> [What the task asks] Will you write out all the entries below exactly?

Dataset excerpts
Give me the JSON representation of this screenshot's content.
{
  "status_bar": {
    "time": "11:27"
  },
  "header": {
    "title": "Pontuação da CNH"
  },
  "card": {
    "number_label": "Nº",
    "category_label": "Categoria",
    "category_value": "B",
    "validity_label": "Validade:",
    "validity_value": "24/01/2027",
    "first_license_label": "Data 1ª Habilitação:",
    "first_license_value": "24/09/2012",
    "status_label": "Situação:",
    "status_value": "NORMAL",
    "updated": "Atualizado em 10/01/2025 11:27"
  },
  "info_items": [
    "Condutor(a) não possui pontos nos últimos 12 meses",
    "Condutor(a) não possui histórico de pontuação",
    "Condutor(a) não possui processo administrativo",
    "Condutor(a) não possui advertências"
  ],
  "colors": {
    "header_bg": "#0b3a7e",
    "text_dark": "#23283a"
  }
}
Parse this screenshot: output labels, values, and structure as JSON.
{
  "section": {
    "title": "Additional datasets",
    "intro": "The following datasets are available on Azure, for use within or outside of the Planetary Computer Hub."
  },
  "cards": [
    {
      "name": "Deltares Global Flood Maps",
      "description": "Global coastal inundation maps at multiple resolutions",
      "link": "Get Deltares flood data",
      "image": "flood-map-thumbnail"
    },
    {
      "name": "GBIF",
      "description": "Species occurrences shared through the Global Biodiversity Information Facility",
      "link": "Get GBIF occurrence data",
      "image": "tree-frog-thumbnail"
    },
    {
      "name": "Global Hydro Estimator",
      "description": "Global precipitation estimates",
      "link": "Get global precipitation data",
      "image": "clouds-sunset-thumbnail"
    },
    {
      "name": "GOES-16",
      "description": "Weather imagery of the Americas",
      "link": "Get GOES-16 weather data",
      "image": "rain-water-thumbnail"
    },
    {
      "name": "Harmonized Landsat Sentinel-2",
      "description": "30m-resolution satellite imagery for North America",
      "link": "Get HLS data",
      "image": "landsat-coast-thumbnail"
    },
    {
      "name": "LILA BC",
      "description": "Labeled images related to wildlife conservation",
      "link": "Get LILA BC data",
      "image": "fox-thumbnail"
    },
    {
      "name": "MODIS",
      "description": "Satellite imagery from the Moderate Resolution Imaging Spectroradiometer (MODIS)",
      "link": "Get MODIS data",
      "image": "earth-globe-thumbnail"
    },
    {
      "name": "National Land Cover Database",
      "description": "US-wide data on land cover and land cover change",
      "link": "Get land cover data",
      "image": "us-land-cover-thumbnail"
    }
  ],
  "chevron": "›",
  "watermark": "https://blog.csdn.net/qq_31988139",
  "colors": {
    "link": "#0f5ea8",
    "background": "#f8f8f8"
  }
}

> [Reply]
Give me the JSON representation of this screenshot's content.
{
  "status_bar": {
    "time": "11:27"
  },
  "header": {
    "title": "Pontuação da CNH"
  },
  "card": {
    "number_label": "Nº",
    "category_label": "Categoria",
    "category_value": "B",
    "validity_label": "Validade:",
    "validity_value": "24/01/2027",
    "first_license_label": "Data 1ª Habilitação:",
    "first_license_value": "24/09/2012",
    "status_label": "Situação:",
    "status_value": "NORMAL",
    "updated": "Atualizado em 10/01/2025 11:27"
  },
  "info_items": [
    "Condutor(a) não possui pontos nos últimos 12 meses",
    "Condutor(a) não possui histórico de pontuação",
    "Condutor(a) não possui processo administrativo",
    "Condutor(a) não possui advertências"
  ],
  "colors": {
    "header_bg": "#0b3a7e",
    "text_dark": "#23283a"
  }
}
Parse this screenshot: output labels, values, and structure as JSON.
{
  "section": {
    "title": "Additional datasets",
    "intro": "The following datasets are available on Azure, for use within or outside of the Planetary Computer Hub."
  },
  "cards": [
    {
      "name": "Deltares Global Flood Maps",
      "description": "Global coastal inundation maps at multiple resolutions",
      "link": "Get Deltares flood data",
      "image": "flood-map-thumbnail"
    },
    {
      "name": "GBIF",
      "description": "Species occurrences shared through the Global Biodiversity Information Facility",
      "link": "Get GBIF occurrence data",
      "image": "tree-frog-thumbnail"
    },
    {
      "name": "Global Hydro Estimator",
      "description": "Global precipitation estimates",
      "link": "Get global precipitation data",
      "image": "clouds-sunset-thumbnail"
    },
    {
      "name": "GOES-16",
      "description": "Weather imagery of the Americas",
      "link": "Get GOES-16 weather data",
      "image": "rain-water-thumbnail"
    },
    {
      "name": "Harmonized Landsat Sentinel-2",
      "description": "30m-resolution satellite imagery for North America",
      "link": "Get HLS data",
      "image": "landsat-coast-thumbnail"
    },
    {
      "name": "LILA BC",
      "description": "Labeled images related to wildlife conservation",
      "link": "Get LILA BC data",
      "image": "fox-thumbnail"
    },
    {
      "name": "MODIS",
      "description": "Satellite imagery from the Moderate Resolution Imaging Spectroradiometer (MODIS)",
      "link": "Get MODIS data",
      "image": "earth-globe-thumbnail"
    },
    {
      "name": "National Land Cover Database",
      "description": "US-wide data on land cover and land cover change",
      "link": "Get land cover data",
      "image": "us-land-cover-thumbnail"
    }
  ],
  "chevron": "›",
  "watermark": "https://blog.csdn.net/qq_31988139",
  "colors": {
    "link": "#0f5ea8",
    "background": "#f8f8f8"
  }
}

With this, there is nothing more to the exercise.